§ Records for processing:
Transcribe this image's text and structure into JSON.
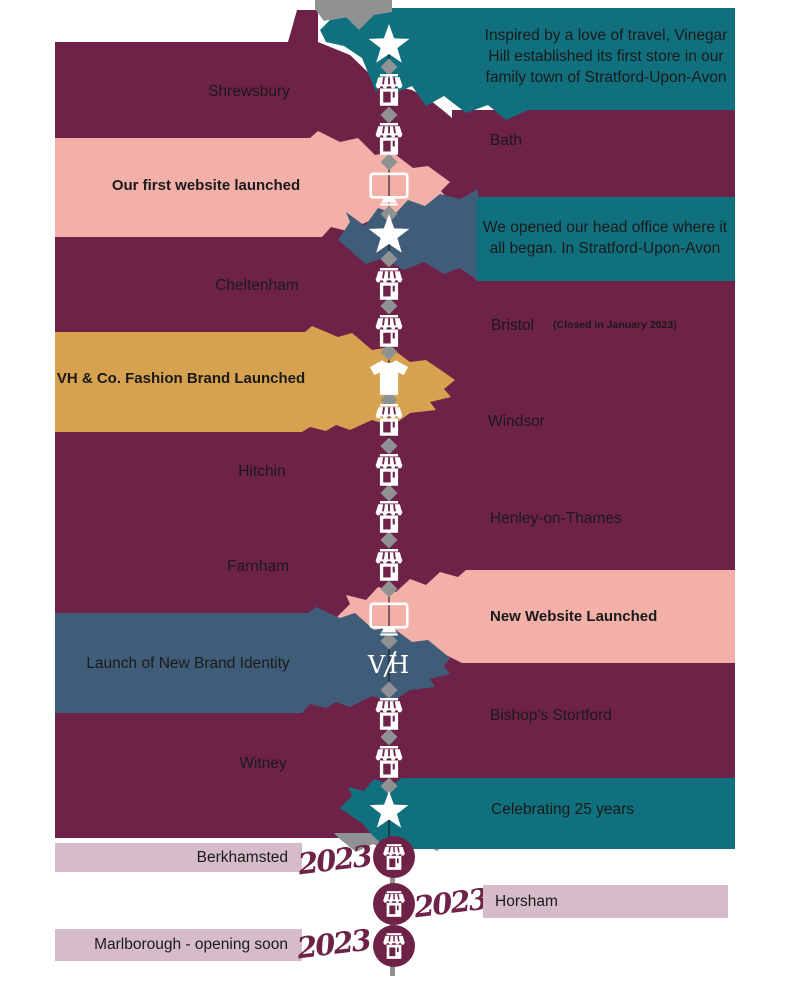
{
  "colors": {
    "maroon": "#6f2248",
    "teal": "#11707e",
    "slate_blue": "#3f5d79",
    "pink": "#f3b0a9",
    "gold": "#d6a250",
    "mauve": "#d6bcc9",
    "gray": "#8f9193",
    "text_ink": "#1a1a1a",
    "icon_white": "#ffffff"
  },
  "center_logo": "VH",
  "rows": [
    {
      "id": "founding",
      "icon": "star-icon",
      "text": "Inspired by a love of travel, Vinegar\nHill established its first store in our\nfamily town of Stratford-Upon-Avon"
    },
    {
      "id": "shrewsbury",
      "icon": "store-icon",
      "text": "Shrewsbury"
    },
    {
      "id": "bath",
      "icon": "store-icon",
      "text": "Bath"
    },
    {
      "id": "first-website",
      "icon": "monitor-icon",
      "text": "Our first website launched"
    },
    {
      "id": "head-office",
      "icon": "star-icon",
      "text": "We opened our head office where it\nall  began.  In  Stratford-Upon-Avon"
    },
    {
      "id": "cheltenham",
      "icon": "store-icon",
      "text": "Cheltenham"
    },
    {
      "id": "bristol",
      "icon": "store-icon",
      "text": "Bristol",
      "note": "(Closed in January 2023)"
    },
    {
      "id": "fashion-brand",
      "icon": "tshirt-icon",
      "text": "VH & Co. Fashion Brand Launched"
    },
    {
      "id": "windsor",
      "icon": "store-icon",
      "text": "Windsor"
    },
    {
      "id": "hitchin",
      "icon": "store-icon",
      "text": "Hitchin"
    },
    {
      "id": "henley",
      "icon": "store-icon",
      "text": "Henley-on-Thames"
    },
    {
      "id": "farnham",
      "icon": "store-icon",
      "text": "Farnham"
    },
    {
      "id": "new-website",
      "icon": "monitor-icon",
      "text": "New Website Launched"
    },
    {
      "id": "brand-identity",
      "icon": "vh-logo",
      "text": "Launch of New Brand Identity"
    },
    {
      "id": "bishops-stortford",
      "icon": "store-icon",
      "text": "Bishop's Stortford"
    },
    {
      "id": "witney",
      "icon": "store-icon",
      "text": "Witney"
    },
    {
      "id": "anniversary",
      "icon": "star-icon",
      "text": "Celebrating 25  years"
    }
  ],
  "recent": [
    {
      "year": "2023",
      "text": "Berkhamsted"
    },
    {
      "year": "2023",
      "text": "Horsham"
    },
    {
      "year": "2023",
      "text": "Marlborough - opening soon"
    }
  ]
}
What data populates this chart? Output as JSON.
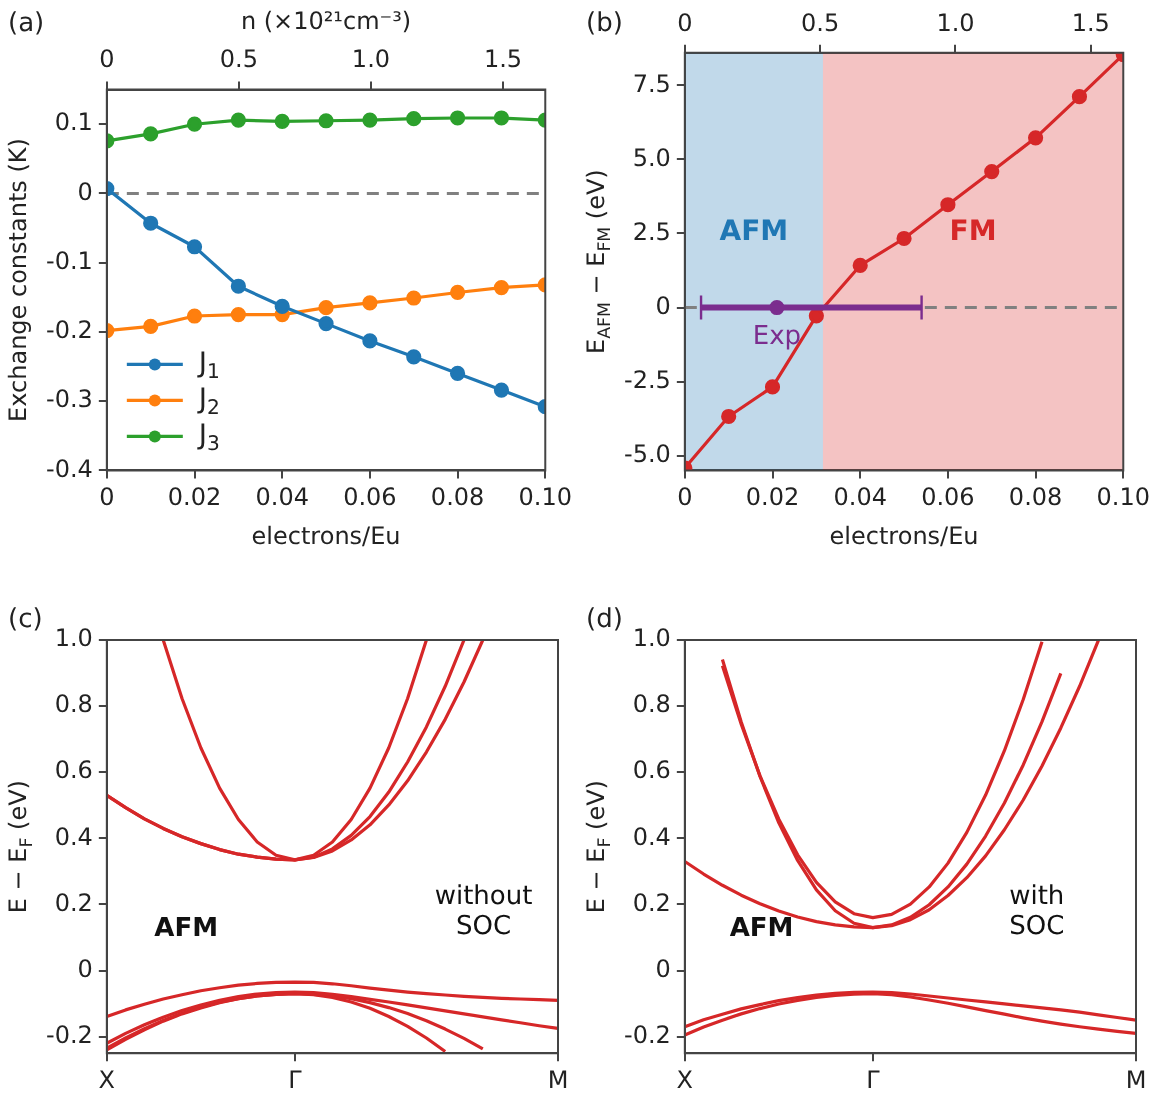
{
  "chart_data": [
    {
      "type": "line",
      "title": "(a)",
      "xlabel": "electrons/Eu",
      "ylabel": "Exchange constants (K)",
      "x2label": "n (×10²¹cm⁻³)",
      "xlim": [
        0,
        0.1
      ],
      "xticks": [
        0,
        0.02,
        0.04,
        0.06,
        0.08,
        {
          "value": 0.1,
          "label": "0.10"
        }
      ],
      "x2lim": [
        0,
        1.66
      ],
      "x2ticks": [
        0,
        0.5,
        {
          "value": 1,
          "label": "1.0"
        },
        1.5
      ],
      "ylim": [
        -0.4,
        0.15
      ],
      "yticks": [
        -0.4,
        -0.3,
        -0.2,
        -0.1,
        0,
        0.1
      ],
      "marker": "circle",
      "legend": "bottom left",
      "x": [
        0,
        0.01,
        0.02,
        0.03,
        0.04,
        0.05,
        0.06,
        0.07,
        0.08,
        0.09,
        0.1
      ],
      "series": [
        {
          "name": "J$_{1}$",
          "color": "#1f77b4",
          "values": [
            0.007,
            -0.043,
            -0.077,
            -0.134,
            -0.163,
            -0.188,
            -0.213,
            -0.236,
            -0.26,
            -0.284,
            -0.308
          ]
        },
        {
          "name": "J$_{2}$",
          "color": "#ff7f0e",
          "values": [
            -0.198,
            -0.192,
            -0.177,
            -0.175,
            -0.175,
            -0.165,
            -0.158,
            -0.151,
            -0.143,
            -0.136,
            -0.132
          ]
        },
        {
          "name": "J$_{3}$",
          "color": "#2ca02c",
          "values": [
            0.076,
            0.086,
            0.1,
            0.106,
            0.104,
            0.105,
            0.106,
            0.108,
            0.109,
            0.109,
            0.106
          ]
        }
      ],
      "ref_lines": [
        {
          "axis": "y",
          "value": 0,
          "color": "#808080",
          "line_style": "dashed"
        }
      ]
    },
    {
      "type": "line",
      "title": "(b)",
      "xlabel": "electrons/Eu",
      "ylabel": "E$_{AFM}$ − E$_{FM}$ (eV)",
      "xlim": [
        0,
        0.1
      ],
      "xticks": [
        0,
        0.02,
        0.04,
        0.06,
        0.08,
        {
          "value": 0.1,
          "label": "0.10"
        }
      ],
      "x2lim": [
        0,
        1.62
      ],
      "x2ticks": [
        0,
        0.5,
        {
          "value": 1,
          "label": "1.0"
        },
        1.5
      ],
      "ylim": [
        -5.5,
        8.6
      ],
      "yticks": [
        {
          "value": -5,
          "label": "-5.0"
        },
        -2.5,
        0,
        2.5,
        {
          "value": 5,
          "label": "5.0"
        },
        7.5
      ],
      "marker": "circle",
      "x": [
        0,
        0.01,
        0.02,
        0.03,
        0.04,
        0.05,
        0.06,
        0.07,
        0.08,
        0.09,
        0.1
      ],
      "series": [
        {
          "color": "#d62728",
          "values": [
            -5.42,
            -3.68,
            -2.68,
            -0.28,
            1.42,
            2.33,
            3.47,
            4.59,
            5.73,
            7.12,
            8.54
          ]
        },
        {
          "name": "Exp",
          "type": "scatter",
          "color": "#7b2d8e",
          "x": [
            0.021
          ],
          "values": [
            0
          ],
          "xerrors": [
            [
              0.0037,
              0.054
            ]
          ]
        }
      ],
      "ref_lines": [
        {
          "axis": "y",
          "value": 0,
          "color": "#808080",
          "line_style": "dashed"
        }
      ],
      "bands": [
        {
          "axis": "x",
          "from": 0,
          "to": 0.0315,
          "label": "AFM",
          "color": "#1f77b4"
        },
        {
          "axis": "x",
          "from": 0.0315,
          "to": 0.1,
          "label": "FM",
          "color": "#d62728"
        }
      ]
    },
    {
      "type": "line",
      "title": "(c)",
      "ylabel": "E − E$_{F}$ (eV)",
      "categories": [
        "X",
        null,
        null,
        null,
        null,
        null,
        null,
        null,
        null,
        null,
        "Γ",
        null,
        null,
        null,
        null,
        null,
        null,
        null,
        null,
        null,
        null,
        null,
        null,
        null,
        "M"
      ],
      "ylim": [
        -0.25,
        1
      ],
      "yticks": [
        -0.2,
        0,
        0.2,
        0.4,
        0.6,
        0.8,
        {
          "value": 1,
          "label": "1.0"
        }
      ],
      "marker": "none",
      "annotations": [
        "AFM",
        "without SOC"
      ],
      "series": [
        {
          "color": "#d62728",
          "values": [
            null,
            null,
            null,
            1.0,
            0.823,
            0.674,
            0.552,
            0.457,
            0.389,
            0.349,
            0.335,
            0.349,
            0.389,
            0.457,
            0.552,
            0.674,
            0.823,
            1.0,
            null,
            null,
            null,
            null,
            null,
            null,
            null
          ]
        },
        {
          "color": "#d62728",
          "values": [
            0.53,
            0.493,
            0.459,
            0.43,
            0.405,
            0.384,
            0.366,
            0.352,
            0.343,
            0.337,
            0.335,
            0.343,
            0.368,
            0.409,
            0.466,
            0.54,
            0.631,
            0.737,
            0.86,
            1.0,
            null,
            null,
            null,
            null,
            null
          ]
        },
        {
          "color": "#d62728",
          "values": [
            0.53,
            0.493,
            0.459,
            0.43,
            0.405,
            0.384,
            0.366,
            0.352,
            0.343,
            0.337,
            0.335,
            0.342,
            0.362,
            0.395,
            0.441,
            0.501,
            0.574,
            0.661,
            0.76,
            0.873,
            1.0,
            null,
            null,
            null,
            null
          ]
        },
        {
          "color": "#d62728",
          "values": [
            -0.139,
            -0.119,
            -0.102,
            -0.086,
            -0.073,
            -0.061,
            -0.052,
            -0.044,
            -0.039,
            -0.036,
            -0.035,
            -0.036,
            -0.04,
            -0.046,
            -0.053,
            -0.059,
            -0.065,
            -0.07,
            -0.074,
            -0.078,
            -0.081,
            -0.084,
            -0.086,
            -0.088,
            -0.09
          ]
        },
        {
          "color": "#d62728",
          "values": [
            -0.22,
            -0.19,
            -0.164,
            -0.141,
            -0.121,
            -0.104,
            -0.09,
            -0.079,
            -0.071,
            -0.067,
            -0.065,
            -0.067,
            -0.072,
            -0.079,
            -0.087,
            -0.095,
            -0.104,
            -0.113,
            -0.122,
            -0.131,
            -0.14,
            -0.149,
            -0.158,
            -0.167,
            -0.175
          ]
        },
        {
          "color": "#d62728",
          "values": [
            -0.235,
            -0.204,
            -0.176,
            -0.151,
            -0.129,
            -0.111,
            -0.096,
            -0.085,
            -0.077,
            -0.072,
            -0.07,
            -0.072,
            -0.077,
            -0.085,
            -0.097,
            -0.112,
            -0.13,
            -0.152,
            -0.177,
            -0.205,
            -0.237,
            null,
            null,
            null,
            null
          ]
        },
        {
          "color": "#d62728",
          "values": [
            -0.24,
            -0.208,
            -0.179,
            -0.153,
            -0.131,
            -0.113,
            -0.097,
            -0.085,
            -0.077,
            -0.072,
            -0.07,
            -0.073,
            -0.081,
            -0.095,
            -0.114,
            -0.139,
            -0.169,
            -0.204,
            -0.245,
            null,
            null,
            null,
            null,
            null,
            null
          ]
        }
      ]
    },
    {
      "type": "line",
      "title": "(d)",
      "ylabel": "E − E$_{F}$ (eV)",
      "categories": [
        "X",
        null,
        null,
        null,
        null,
        null,
        null,
        null,
        null,
        null,
        "Γ",
        null,
        null,
        null,
        null,
        null,
        null,
        null,
        null,
        null,
        null,
        null,
        null,
        null,
        "M"
      ],
      "ylim": [
        -0.25,
        1
      ],
      "yticks": [
        -0.2,
        0,
        0.2,
        0.4,
        0.6,
        0.8,
        {
          "value": 1,
          "label": "1.0"
        }
      ],
      "marker": "none",
      "annotations": [
        "AFM",
        "with SOC"
      ],
      "series": [
        {
          "color": "#d62728",
          "values": [
            null,
            null,
            0.922,
            0.745,
            0.589,
            0.458,
            0.35,
            0.267,
            0.208,
            0.172,
            0.16,
            0.17,
            0.201,
            0.253,
            0.325,
            0.418,
            0.531,
            0.665,
            0.82,
            0.995,
            null,
            null,
            null,
            null,
            null
          ]
        },
        {
          "color": "#d62728",
          "values": [
            null,
            null,
            0.941,
            0.752,
            0.587,
            0.447,
            0.333,
            0.244,
            0.181,
            0.143,
            0.13,
            0.138,
            0.161,
            0.199,
            0.253,
            0.322,
            0.407,
            0.507,
            0.622,
            0.753,
            0.899,
            null,
            null,
            null,
            null
          ]
        },
        {
          "color": "#d62728",
          "values": [
            0.33,
            0.292,
            0.258,
            0.228,
            0.202,
            0.18,
            0.162,
            0.148,
            0.138,
            0.132,
            0.13,
            0.136,
            0.154,
            0.184,
            0.227,
            0.281,
            0.347,
            0.426,
            0.516,
            0.619,
            0.734,
            0.86,
            0.999,
            null,
            null
          ]
        },
        {
          "color": "#d62728",
          "values": [
            -0.17,
            -0.149,
            -0.132,
            -0.116,
            -0.103,
            -0.091,
            -0.082,
            -0.074,
            -0.069,
            -0.066,
            -0.065,
            -0.067,
            -0.071,
            -0.077,
            -0.083,
            -0.089,
            -0.095,
            -0.101,
            -0.107,
            -0.113,
            -0.119,
            -0.126,
            -0.134,
            -0.142,
            -0.15
          ]
        },
        {
          "color": "#d62728",
          "values": [
            -0.195,
            -0.171,
            -0.15,
            -0.131,
            -0.115,
            -0.101,
            -0.09,
            -0.081,
            -0.075,
            -0.071,
            -0.07,
            -0.073,
            -0.08,
            -0.089,
            -0.099,
            -0.11,
            -0.121,
            -0.132,
            -0.143,
            -0.153,
            -0.162,
            -0.17,
            -0.177,
            -0.184,
            -0.19
          ]
        }
      ]
    }
  ]
}
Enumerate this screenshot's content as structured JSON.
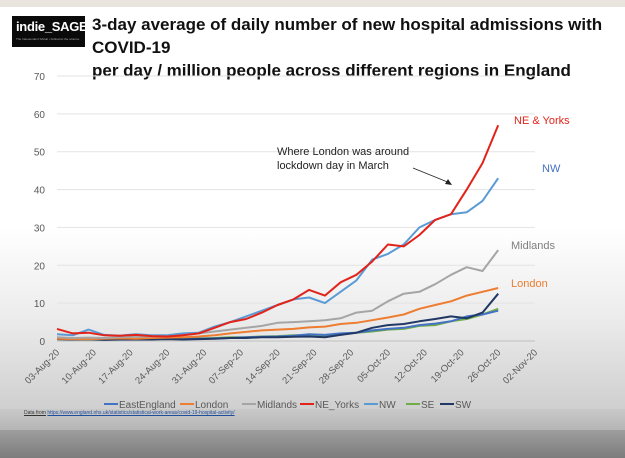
{
  "logo": {
    "text": "indie_SAGE",
    "tagline": "The Independent SAGE • Following the science"
  },
  "title_line1": "3-day average of daily number of new hospital admissions with COVID-19",
  "title_line2": "per day / million people across different regions in England",
  "source": {
    "label": "Data from",
    "url": "https://www.england.nhs.uk/statistics/statistical-work-areas/covid-19-hospital-activity/"
  },
  "chart_data": {
    "type": "line",
    "title": "3-day average of daily number of new hospital admissions with COVID-19 per day / million people across different regions in England",
    "xlabel": "",
    "ylabel": "",
    "ylim": [
      0,
      70
    ],
    "yticks": [
      0,
      10,
      20,
      30,
      40,
      50,
      60,
      70
    ],
    "xlim_days": [
      0,
      91
    ],
    "xticks": [
      "03-Aug-20",
      "10-Aug-20",
      "17-Aug-20",
      "24-Aug-20",
      "31-Aug-20",
      "07-Sep-20",
      "14-Sep-20",
      "21-Sep-20",
      "28-Sep-20",
      "05-Oct-20",
      "12-Oct-20",
      "19-Oct-20",
      "26-Oct-20",
      "02-Nov-20"
    ],
    "grid": "horizontal",
    "legend_position": "bottom",
    "x_days": [
      0,
      3,
      6,
      9,
      12,
      15,
      18,
      21,
      24,
      27,
      30,
      33,
      36,
      39,
      42,
      45,
      48,
      51,
      54,
      57,
      60,
      63,
      66,
      69,
      72,
      75,
      78,
      81,
      84
    ],
    "series": [
      {
        "name": "EastEngland",
        "color": "#4472c4",
        "values": [
          0.8,
          0.6,
          0.5,
          0.5,
          0.6,
          0.5,
          0.6,
          0.7,
          0.6,
          0.6,
          0.7,
          0.8,
          1.0,
          1.1,
          1.2,
          1.4,
          1.8,
          1.6,
          2.0,
          2.2,
          2.8,
          3.2,
          3.5,
          4.2,
          4.6,
          5.2,
          6.5,
          7.0,
          8.0
        ]
      },
      {
        "name": "London",
        "color": "#ed7d31",
        "values": [
          0.6,
          0.5,
          0.5,
          0.6,
          0.7,
          0.6,
          0.8,
          0.9,
          1.0,
          1.2,
          1.5,
          2.0,
          2.4,
          2.8,
          3.0,
          3.2,
          3.6,
          3.8,
          4.5,
          4.8,
          5.5,
          6.2,
          7.0,
          8.5,
          9.5,
          10.5,
          12.0,
          13.0,
          14.0
        ]
      },
      {
        "name": "Midlands",
        "color": "#a5a5a5",
        "values": [
          1.0,
          0.8,
          0.9,
          0.8,
          1.0,
          1.1,
          1.2,
          1.3,
          1.6,
          2.0,
          2.5,
          3.0,
          3.5,
          4.0,
          4.8,
          5.0,
          5.2,
          5.5,
          6.0,
          7.5,
          8.0,
          10.5,
          12.5,
          13.0,
          15.0,
          17.5,
          19.5,
          18.5,
          24.0
        ]
      },
      {
        "name": "NE_Yorks",
        "color": "#e2231a",
        "values": [
          3.2,
          2.0,
          2.2,
          1.5,
          1.4,
          1.6,
          1.3,
          1.2,
          1.5,
          2.0,
          3.5,
          5.0,
          5.8,
          7.5,
          9.5,
          11.0,
          13.5,
          12.0,
          15.5,
          17.5,
          21.0,
          25.5,
          25.0,
          28.0,
          32.0,
          33.5,
          40.0,
          47.0,
          57.0
        ]
      },
      {
        "name": "NW",
        "color": "#5b9bd5",
        "values": [
          1.8,
          1.5,
          3.0,
          1.6,
          1.4,
          1.8,
          1.5,
          1.5,
          2.0,
          2.2,
          3.8,
          5.0,
          6.5,
          8.0,
          9.5,
          11.0,
          11.5,
          10.0,
          13.0,
          16.0,
          21.5,
          23.0,
          25.5,
          30.0,
          32.0,
          33.5,
          34.0,
          37.0,
          43.0
        ]
      },
      {
        "name": "SE",
        "color": "#70ad47",
        "values": [
          0.5,
          0.4,
          0.4,
          0.4,
          0.5,
          0.4,
          0.5,
          0.6,
          0.6,
          0.7,
          0.8,
          1.0,
          1.0,
          1.2,
          1.3,
          1.5,
          1.5,
          1.3,
          1.8,
          2.2,
          2.5,
          3.0,
          3.2,
          4.0,
          4.2,
          5.2,
          5.8,
          7.0,
          8.5
        ]
      },
      {
        "name": "SW",
        "color": "#203864",
        "values": [
          0.5,
          0.4,
          0.5,
          0.3,
          0.4,
          0.4,
          0.4,
          0.5,
          0.4,
          0.5,
          0.6,
          0.8,
          0.8,
          1.0,
          1.0,
          1.1,
          1.2,
          1.0,
          1.6,
          2.2,
          3.5,
          4.2,
          4.5,
          5.2,
          5.8,
          6.5,
          6.0,
          7.5,
          12.5
        ]
      }
    ],
    "series_labels": [
      {
        "text": "NE & Yorks",
        "series": "NE_Yorks",
        "color": "#e2231a"
      },
      {
        "text": "NW",
        "series": "NW",
        "color": "#4472c4"
      },
      {
        "text": "Midlands",
        "series": "Midlands",
        "color": "#7f7f7f"
      },
      {
        "text": "London",
        "series": "London",
        "color": "#ed7d31"
      }
    ],
    "annotations": [
      {
        "text_line1": "Where London was around",
        "text_line2": "lockdown day in March",
        "points_to": "NE_Yorks"
      }
    ]
  }
}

§ Stated exercise:
Pick out every line above that contains the word "ylabel" and copy it.

§ Answer to this exercise:
      "ylabel": "Exchange constants (K)",
      "ylabel": "E$_{AFM}$ − E$_{FM}$ (eV)",
      "ylabel": "E − E$_{F}$ (eV)",
      "ylabel": "E − E$_{F}$ (eV)",
    "ylabel": "",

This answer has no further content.